Tell how many lines carry the word "vozite"; the reply is the number and nothing else.

..............................

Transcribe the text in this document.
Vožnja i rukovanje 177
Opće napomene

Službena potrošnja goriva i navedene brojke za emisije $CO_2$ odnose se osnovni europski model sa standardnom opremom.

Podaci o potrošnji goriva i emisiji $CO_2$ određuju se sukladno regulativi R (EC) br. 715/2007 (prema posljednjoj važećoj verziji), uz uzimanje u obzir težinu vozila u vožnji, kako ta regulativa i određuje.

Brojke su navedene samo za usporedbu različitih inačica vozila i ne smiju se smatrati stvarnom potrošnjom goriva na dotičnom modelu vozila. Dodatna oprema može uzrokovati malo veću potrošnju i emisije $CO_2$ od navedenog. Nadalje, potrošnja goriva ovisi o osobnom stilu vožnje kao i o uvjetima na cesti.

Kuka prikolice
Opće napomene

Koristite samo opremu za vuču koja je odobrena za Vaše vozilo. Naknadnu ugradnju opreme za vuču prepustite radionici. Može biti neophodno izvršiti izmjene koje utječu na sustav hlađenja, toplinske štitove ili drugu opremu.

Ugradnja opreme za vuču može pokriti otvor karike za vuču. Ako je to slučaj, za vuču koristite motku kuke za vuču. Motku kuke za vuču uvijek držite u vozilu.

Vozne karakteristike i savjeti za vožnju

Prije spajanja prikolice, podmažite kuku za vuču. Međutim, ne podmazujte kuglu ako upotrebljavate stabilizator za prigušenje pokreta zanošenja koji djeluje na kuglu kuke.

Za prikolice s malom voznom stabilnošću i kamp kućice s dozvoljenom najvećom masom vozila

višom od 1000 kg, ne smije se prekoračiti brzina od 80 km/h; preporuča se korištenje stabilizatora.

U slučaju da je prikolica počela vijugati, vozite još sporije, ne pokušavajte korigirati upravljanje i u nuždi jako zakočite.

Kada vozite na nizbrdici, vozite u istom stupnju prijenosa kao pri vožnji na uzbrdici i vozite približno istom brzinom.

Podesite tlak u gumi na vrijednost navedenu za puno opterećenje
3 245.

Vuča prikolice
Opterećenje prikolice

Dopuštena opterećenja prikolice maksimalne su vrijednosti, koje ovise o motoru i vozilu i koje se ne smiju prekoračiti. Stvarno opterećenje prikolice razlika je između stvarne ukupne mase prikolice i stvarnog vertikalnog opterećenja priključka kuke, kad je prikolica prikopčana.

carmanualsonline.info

..............................

THE RESULT
2